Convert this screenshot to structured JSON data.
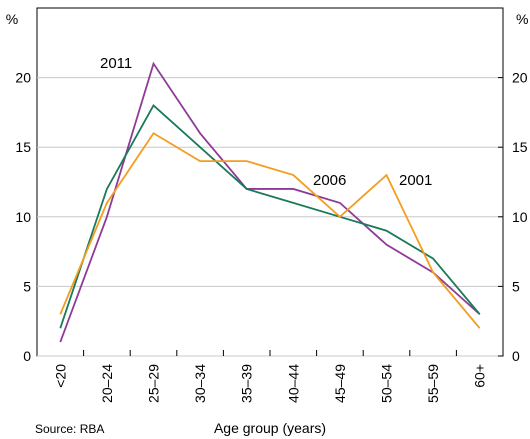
{
  "chart_data": {
    "type": "line",
    "y_unit": "%",
    "y2_unit": "%",
    "x_label": "Age group (years)",
    "source": "Source: RBA",
    "categories": [
      "<20",
      "20–24",
      "25–29",
      "30–34",
      "35–39",
      "40–44",
      "45–49",
      "50–54",
      "55–59",
      "60+"
    ],
    "series": [
      {
        "name": "2011",
        "color": "#8e3b97",
        "values": [
          1,
          10,
          21,
          16,
          12,
          12,
          11,
          8,
          6,
          3
        ]
      },
      {
        "name": "2006",
        "color": "#1a7a5a",
        "values": [
          2,
          12,
          18,
          15,
          12,
          11,
          10,
          9,
          7,
          3
        ]
      },
      {
        "name": "2001",
        "color": "#f39c1e",
        "values": [
          3,
          11,
          16,
          14,
          14,
          13,
          10,
          13,
          6,
          2
        ]
      }
    ],
    "ylim": [
      0,
      25
    ],
    "yticks": [
      0,
      5,
      10,
      15,
      20
    ],
    "y2lim": [
      0,
      25
    ],
    "y2ticks": [
      0,
      5,
      10,
      15,
      20
    ],
    "grid": true
  }
}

--- Written problem ---
Show every line from the listing above in which the string "color" appears.

--- Exercise answer ---
        "color": "#8e3b97",
        "color": "#1a7a5a",
        "color": "#f39c1e",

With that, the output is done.